**WHAT YOU ARE ASKED TO DO**
Copy out every record below with complete accuracy.

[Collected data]
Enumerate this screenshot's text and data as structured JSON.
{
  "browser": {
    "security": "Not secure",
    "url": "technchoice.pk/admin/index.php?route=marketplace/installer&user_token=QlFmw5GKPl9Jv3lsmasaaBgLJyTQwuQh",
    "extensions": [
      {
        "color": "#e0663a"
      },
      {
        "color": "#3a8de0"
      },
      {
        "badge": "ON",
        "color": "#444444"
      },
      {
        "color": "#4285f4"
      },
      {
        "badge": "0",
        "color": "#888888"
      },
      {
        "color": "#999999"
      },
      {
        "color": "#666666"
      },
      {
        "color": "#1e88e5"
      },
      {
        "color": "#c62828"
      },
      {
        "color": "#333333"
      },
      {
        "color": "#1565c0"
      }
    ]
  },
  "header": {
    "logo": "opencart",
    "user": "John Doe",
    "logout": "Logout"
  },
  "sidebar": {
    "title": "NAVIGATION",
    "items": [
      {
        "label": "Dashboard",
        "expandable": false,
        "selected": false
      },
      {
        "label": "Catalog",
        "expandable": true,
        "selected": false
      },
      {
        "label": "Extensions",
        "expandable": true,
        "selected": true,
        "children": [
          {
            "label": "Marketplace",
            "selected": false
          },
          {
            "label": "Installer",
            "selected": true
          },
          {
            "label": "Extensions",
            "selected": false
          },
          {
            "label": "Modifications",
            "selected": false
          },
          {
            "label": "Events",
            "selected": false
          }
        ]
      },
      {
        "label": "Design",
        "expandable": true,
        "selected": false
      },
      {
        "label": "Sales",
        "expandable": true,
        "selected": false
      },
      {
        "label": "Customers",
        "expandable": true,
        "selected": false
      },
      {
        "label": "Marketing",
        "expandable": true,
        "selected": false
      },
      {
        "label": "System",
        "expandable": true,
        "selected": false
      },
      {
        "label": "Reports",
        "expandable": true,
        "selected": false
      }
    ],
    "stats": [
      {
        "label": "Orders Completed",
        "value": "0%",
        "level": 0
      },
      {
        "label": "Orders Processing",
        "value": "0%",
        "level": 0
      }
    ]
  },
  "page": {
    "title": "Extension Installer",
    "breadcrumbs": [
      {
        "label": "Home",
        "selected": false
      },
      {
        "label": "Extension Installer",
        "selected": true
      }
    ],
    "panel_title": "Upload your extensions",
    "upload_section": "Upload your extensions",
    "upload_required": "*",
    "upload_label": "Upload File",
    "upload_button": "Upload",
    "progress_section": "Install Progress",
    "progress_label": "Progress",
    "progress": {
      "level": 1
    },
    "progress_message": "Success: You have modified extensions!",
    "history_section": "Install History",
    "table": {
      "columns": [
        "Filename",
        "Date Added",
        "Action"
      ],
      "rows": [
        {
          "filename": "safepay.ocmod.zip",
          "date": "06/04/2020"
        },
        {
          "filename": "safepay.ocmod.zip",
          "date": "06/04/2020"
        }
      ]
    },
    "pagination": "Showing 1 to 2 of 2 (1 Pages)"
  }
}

**EXPECTED ANSWER**
Enumerate this screenshot's text and data as structured JSON.
{
  "browser": {
    "security": "Not secure",
    "url": "technchoice.pk/admin/index.php?route=marketplace/installer&user_token=QlFmw5GKPl9Jv3lsmasaaBgLJyTQwuQh",
    "extensions": [
      {
        "color": "#e0663a"
      },
      {
        "color": "#3a8de0"
      },
      {
        "badge": "ON",
        "color": "#444444"
      },
      {
        "color": "#4285f4"
      },
      {
        "badge": "0",
        "color": "#888888"
      },
      {
        "color": "#999999"
      },
      {
        "color": "#666666"
      },
      {
        "color": "#1e88e5"
      },
      {
        "color": "#c62828"
      },
      {
        "color": "#333333"
      },
      {
        "color": "#1565c0"
      }
    ]
  },
  "header": {
    "logo": "opencart",
    "user": "John Doe",
    "logout": "Logout"
  },
  "sidebar": {
    "title": "NAVIGATION",
    "items": [
      {
        "label": "Dashboard",
        "expandable": false,
        "selected": false
      },
      {
        "label": "Catalog",
        "expandable": true,
        "selected": false
      },
      {
        "label": "Extensions",
        "expandable": true,
        "selected": true,
        "children": [
          {
            "label": "Marketplace",
            "selected": false
          },
          {
            "label": "Installer",
            "selected": true
          },
          {
            "label": "Extensions",
            "selected": false
          },
          {
            "label": "Modifications",
            "selected": false
          },
          {
            "label": "Events",
            "selected": false
          }
        ]
      },
      {
        "label": "Design",
        "expandable": true,
        "selected": false
      },
      {
        "label": "Sales",
        "expandable": true,
        "selected": false
      },
      {
        "label": "Customers",
        "expandable": true,
        "selected": false
      },
      {
        "label": "Marketing",
        "expandable": true,
        "selected": false
      },
      {
        "label": "System",
        "expandable": true,
        "selected": false
      },
      {
        "label": "Reports",
        "expandable": true,
        "selected": false
      }
    ],
    "stats": [
      {
        "label": "Orders Completed",
        "value": "0%",
        "level": 0
      },
      {
        "label": "Orders Processing",
        "value": "0%",
        "level": 0
      }
    ]
  },
  "page": {
    "title": "Extension Installer",
    "breadcrumbs": [
      {
        "label": "Home",
        "selected": false
      },
      {
        "label": "Extension Installer",
        "selected": true
      }
    ],
    "panel_title": "Upload your extensions",
    "upload_section": "Upload your extensions",
    "upload_required": "*",
    "upload_label": "Upload File",
    "upload_button": "Upload",
    "progress_section": "Install Progress",
    "progress_label": "Progress",
    "progress": {
      "level": 1
    },
    "progress_message": "Success: You have modified extensions!",
    "history_section": "Install History",
    "table": {
      "columns": [
        "Filename",
        "Date Added",
        "Action"
      ],
      "rows": [
        {
          "filename": "safepay.ocmod.zip",
          "date": "06/04/2020"
        },
        {
          "filename": "safepay.ocmod.zip",
          "date": "06/04/2020"
        }
      ]
    },
    "pagination": "Showing 1 to 2 of 2 (1 Pages)"
  }
}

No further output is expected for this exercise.